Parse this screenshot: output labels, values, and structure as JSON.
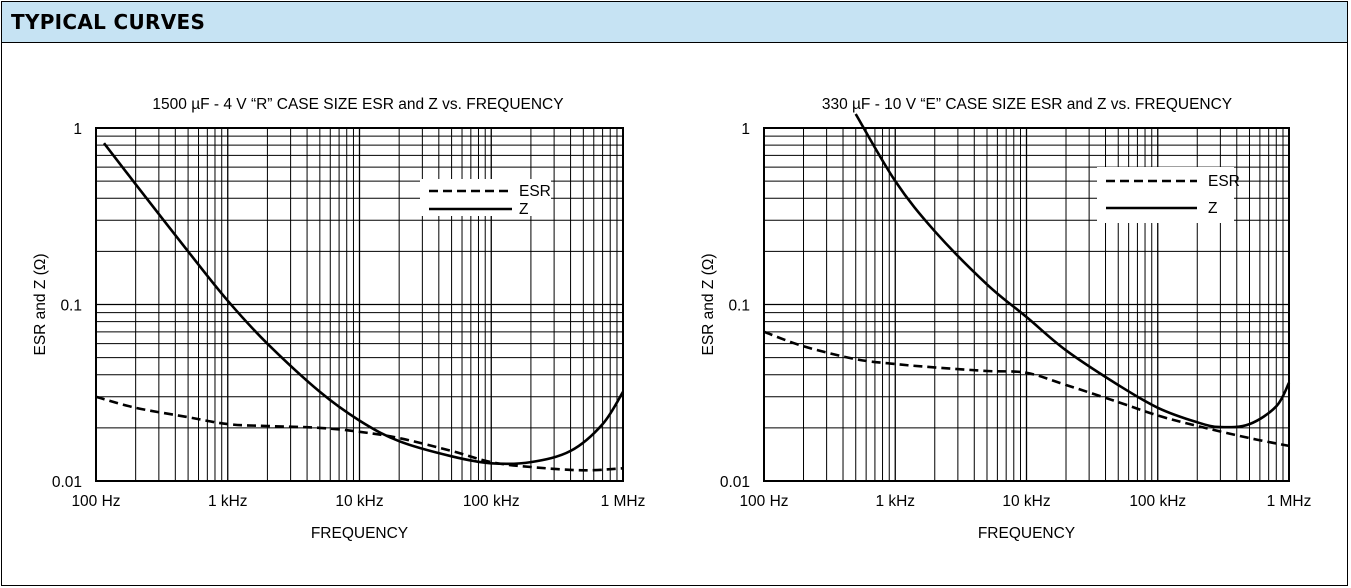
{
  "section": {
    "title": "TYPICAL CURVES"
  },
  "colors": {
    "header_bg": "#c6e3f3",
    "line": "#000000"
  },
  "chart_data": [
    {
      "type": "line",
      "title": "1500 µF - 4 V “R” CASE SIZE ESR and Z vs. FREQUENCY",
      "xlabel": "FREQUENCY",
      "ylabel": "ESR and Z (Ω)",
      "x_scale": "log",
      "y_scale": "log",
      "xlim": [
        100,
        1000000
      ],
      "ylim": [
        0.01,
        1
      ],
      "grid": true,
      "legend_position": "top-right",
      "x_ticks": [
        {
          "value": 100,
          "label": "100 Hz"
        },
        {
          "value": 1000,
          "label": "1 kHz"
        },
        {
          "value": 10000,
          "label": "10 kHz"
        },
        {
          "value": 100000,
          "label": "100 kHz"
        },
        {
          "value": 1000000,
          "label": "1 MHz"
        }
      ],
      "y_ticks": [
        {
          "value": 0.01,
          "label": "0.01"
        },
        {
          "value": 0.1,
          "label": "0.1"
        },
        {
          "value": 1,
          "label": "1"
        }
      ],
      "series": [
        {
          "name": "ESR",
          "style": "dashed",
          "x": [
            100,
            200,
            500,
            1000,
            2000,
            5000,
            10000,
            20000,
            50000,
            100000,
            200000,
            500000,
            1000000
          ],
          "y": [
            0.03,
            0.026,
            0.023,
            0.021,
            0.0205,
            0.02,
            0.019,
            0.0175,
            0.0148,
            0.0128,
            0.012,
            0.0115,
            0.0118
          ]
        },
        {
          "name": "Z",
          "style": "solid",
          "x": [
            115,
            200,
            500,
            1000,
            2000,
            5000,
            10000,
            20000,
            50000,
            100000,
            200000,
            400000,
            700000,
            1000000
          ],
          "y": [
            0.82,
            0.48,
            0.2,
            0.105,
            0.06,
            0.032,
            0.022,
            0.0168,
            0.0138,
            0.0126,
            0.0128,
            0.0148,
            0.021,
            0.032
          ]
        }
      ]
    },
    {
      "type": "line",
      "title": "330 µF - 10 V “E” CASE SIZE ESR and Z vs. FREQUENCY",
      "xlabel": "FREQUENCY",
      "ylabel": "ESR and Z (Ω)",
      "x_scale": "log",
      "y_scale": "log",
      "xlim": [
        100,
        1000000
      ],
      "ylim": [
        0.01,
        1
      ],
      "grid": true,
      "legend_position": "top-right",
      "x_ticks": [
        {
          "value": 100,
          "label": "100 Hz"
        },
        {
          "value": 1000,
          "label": "1 kHz"
        },
        {
          "value": 10000,
          "label": "10 kHz"
        },
        {
          "value": 100000,
          "label": "100 kHz"
        },
        {
          "value": 1000000,
          "label": "1 MHz"
        }
      ],
      "y_ticks": [
        {
          "value": 0.01,
          "label": "0.01"
        },
        {
          "value": 0.1,
          "label": "0.1"
        },
        {
          "value": 1,
          "label": "1"
        }
      ],
      "series": [
        {
          "name": "ESR",
          "style": "dashed",
          "x": [
            100,
            200,
            500,
            1000,
            2000,
            5000,
            10000,
            20000,
            50000,
            100000,
            200000,
            500000,
            1000000
          ],
          "y": [
            0.07,
            0.058,
            0.049,
            0.046,
            0.044,
            0.042,
            0.041,
            0.035,
            0.028,
            0.0235,
            0.0205,
            0.0175,
            0.0158
          ]
        },
        {
          "name": "Z",
          "style": "solid",
          "x": [
            500,
            1000,
            2000,
            5000,
            10000,
            20000,
            50000,
            100000,
            200000,
            300000,
            500000,
            800000,
            1000000
          ],
          "y": [
            1.2,
            0.5,
            0.26,
            0.13,
            0.085,
            0.055,
            0.035,
            0.026,
            0.0215,
            0.0202,
            0.021,
            0.0265,
            0.036
          ]
        }
      ]
    }
  ]
}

____

▸ **Task**:
Reply with the number of lines in the material above that contain "title", and nothing more.

▸ **Worked answer**:
3